Figure contents as structured data
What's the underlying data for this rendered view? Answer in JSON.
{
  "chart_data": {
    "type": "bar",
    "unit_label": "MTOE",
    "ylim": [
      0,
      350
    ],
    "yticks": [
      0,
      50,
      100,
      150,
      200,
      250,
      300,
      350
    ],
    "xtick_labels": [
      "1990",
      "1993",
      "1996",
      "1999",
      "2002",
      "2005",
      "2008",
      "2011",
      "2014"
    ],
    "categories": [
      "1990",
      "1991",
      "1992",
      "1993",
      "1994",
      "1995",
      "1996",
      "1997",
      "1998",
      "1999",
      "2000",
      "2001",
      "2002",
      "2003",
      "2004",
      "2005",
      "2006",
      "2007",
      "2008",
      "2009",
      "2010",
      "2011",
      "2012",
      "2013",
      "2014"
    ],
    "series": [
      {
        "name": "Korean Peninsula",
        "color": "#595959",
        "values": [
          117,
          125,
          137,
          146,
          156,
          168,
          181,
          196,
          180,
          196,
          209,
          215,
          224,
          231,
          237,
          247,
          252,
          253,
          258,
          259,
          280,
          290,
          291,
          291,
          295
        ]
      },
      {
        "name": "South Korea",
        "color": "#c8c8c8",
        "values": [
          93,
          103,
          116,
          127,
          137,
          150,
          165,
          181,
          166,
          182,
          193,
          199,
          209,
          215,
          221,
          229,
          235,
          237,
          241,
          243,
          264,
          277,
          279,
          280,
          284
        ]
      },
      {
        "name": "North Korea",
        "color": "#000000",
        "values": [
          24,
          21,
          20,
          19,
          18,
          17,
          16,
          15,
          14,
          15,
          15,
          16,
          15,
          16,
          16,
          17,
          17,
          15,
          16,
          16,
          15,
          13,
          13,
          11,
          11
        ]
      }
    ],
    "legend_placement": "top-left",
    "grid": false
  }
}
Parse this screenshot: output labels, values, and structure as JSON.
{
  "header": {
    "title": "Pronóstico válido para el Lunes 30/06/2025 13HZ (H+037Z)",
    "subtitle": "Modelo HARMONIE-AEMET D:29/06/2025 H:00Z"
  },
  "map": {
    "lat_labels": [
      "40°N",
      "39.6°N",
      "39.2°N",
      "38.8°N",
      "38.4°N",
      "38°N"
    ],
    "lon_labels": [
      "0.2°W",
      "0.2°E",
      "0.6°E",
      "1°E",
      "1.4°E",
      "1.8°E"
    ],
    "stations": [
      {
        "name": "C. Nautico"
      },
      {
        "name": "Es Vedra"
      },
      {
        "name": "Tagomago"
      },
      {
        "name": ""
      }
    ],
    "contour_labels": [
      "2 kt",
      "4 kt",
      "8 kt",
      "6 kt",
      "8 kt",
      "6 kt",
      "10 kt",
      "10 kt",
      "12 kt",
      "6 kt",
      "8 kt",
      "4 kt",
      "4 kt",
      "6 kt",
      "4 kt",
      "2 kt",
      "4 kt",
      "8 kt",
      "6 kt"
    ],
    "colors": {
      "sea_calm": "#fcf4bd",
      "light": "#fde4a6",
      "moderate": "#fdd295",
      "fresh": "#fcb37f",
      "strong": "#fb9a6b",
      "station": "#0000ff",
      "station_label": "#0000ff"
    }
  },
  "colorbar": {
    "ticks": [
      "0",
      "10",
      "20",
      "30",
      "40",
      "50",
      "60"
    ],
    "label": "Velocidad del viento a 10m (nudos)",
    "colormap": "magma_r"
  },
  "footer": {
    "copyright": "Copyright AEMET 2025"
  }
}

...

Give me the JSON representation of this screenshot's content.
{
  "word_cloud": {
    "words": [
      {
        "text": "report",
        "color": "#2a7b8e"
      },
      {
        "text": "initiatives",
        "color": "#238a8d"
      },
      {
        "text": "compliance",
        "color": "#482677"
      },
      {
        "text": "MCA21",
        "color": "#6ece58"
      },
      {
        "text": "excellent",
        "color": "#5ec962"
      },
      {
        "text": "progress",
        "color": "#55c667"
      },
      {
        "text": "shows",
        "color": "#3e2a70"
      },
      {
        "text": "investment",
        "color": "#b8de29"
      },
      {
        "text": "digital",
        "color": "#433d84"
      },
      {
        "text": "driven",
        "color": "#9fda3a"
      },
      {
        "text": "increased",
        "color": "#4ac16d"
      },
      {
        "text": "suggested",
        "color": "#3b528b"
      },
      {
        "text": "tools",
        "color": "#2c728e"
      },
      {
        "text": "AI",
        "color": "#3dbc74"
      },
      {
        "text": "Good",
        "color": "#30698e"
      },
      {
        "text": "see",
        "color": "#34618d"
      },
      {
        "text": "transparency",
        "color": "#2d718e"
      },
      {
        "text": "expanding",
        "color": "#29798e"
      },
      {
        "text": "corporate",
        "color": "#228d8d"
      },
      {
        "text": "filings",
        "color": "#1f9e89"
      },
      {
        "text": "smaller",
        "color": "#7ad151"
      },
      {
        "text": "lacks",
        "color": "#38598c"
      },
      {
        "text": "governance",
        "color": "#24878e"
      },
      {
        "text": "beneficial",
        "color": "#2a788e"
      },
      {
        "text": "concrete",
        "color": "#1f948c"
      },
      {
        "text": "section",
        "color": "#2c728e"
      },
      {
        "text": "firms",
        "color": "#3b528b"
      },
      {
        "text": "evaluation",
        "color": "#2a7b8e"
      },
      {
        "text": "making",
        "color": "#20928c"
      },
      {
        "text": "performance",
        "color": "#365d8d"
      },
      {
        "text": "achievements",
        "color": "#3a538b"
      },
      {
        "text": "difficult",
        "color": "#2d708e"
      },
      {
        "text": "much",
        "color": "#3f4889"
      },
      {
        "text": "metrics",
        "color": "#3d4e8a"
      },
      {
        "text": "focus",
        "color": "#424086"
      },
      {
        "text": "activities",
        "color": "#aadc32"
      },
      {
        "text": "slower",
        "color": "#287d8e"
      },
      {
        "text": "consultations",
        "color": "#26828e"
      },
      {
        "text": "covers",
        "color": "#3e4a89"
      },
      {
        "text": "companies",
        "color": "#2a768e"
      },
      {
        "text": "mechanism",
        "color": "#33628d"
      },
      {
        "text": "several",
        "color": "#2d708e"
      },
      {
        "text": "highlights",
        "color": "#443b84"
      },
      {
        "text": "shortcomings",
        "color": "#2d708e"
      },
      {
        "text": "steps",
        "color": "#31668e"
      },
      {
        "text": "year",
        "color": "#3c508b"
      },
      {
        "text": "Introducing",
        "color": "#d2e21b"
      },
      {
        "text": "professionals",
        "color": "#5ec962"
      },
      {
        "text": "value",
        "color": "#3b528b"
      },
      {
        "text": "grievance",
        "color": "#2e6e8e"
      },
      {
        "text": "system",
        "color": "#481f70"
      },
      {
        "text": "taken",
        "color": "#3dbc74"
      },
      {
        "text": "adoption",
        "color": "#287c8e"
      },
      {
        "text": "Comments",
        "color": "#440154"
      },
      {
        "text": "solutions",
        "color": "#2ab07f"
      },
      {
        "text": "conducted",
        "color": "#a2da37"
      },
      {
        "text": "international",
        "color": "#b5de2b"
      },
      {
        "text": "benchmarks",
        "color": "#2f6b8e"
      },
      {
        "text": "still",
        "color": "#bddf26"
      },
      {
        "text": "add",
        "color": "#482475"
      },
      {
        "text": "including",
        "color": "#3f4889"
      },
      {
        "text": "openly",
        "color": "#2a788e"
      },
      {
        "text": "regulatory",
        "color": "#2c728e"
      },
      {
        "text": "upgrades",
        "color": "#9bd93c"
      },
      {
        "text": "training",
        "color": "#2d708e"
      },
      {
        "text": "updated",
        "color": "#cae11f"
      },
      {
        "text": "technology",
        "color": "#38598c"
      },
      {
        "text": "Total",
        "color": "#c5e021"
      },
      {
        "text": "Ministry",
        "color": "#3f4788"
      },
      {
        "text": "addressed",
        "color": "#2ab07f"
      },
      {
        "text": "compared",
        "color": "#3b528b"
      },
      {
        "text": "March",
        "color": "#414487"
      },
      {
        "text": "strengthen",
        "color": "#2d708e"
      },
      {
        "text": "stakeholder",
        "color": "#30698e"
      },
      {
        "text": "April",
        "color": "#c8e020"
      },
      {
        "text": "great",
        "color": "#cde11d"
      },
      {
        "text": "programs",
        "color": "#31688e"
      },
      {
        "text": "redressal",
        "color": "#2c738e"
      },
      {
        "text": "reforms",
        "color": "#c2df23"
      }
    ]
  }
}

== Written instruction ==
Gather and return every line that holds the string "screenshot".

== Right answer ==
Parse this screenshot: output labels, values, and structure as JSON.
Give me the JSON representation of this screenshot's content.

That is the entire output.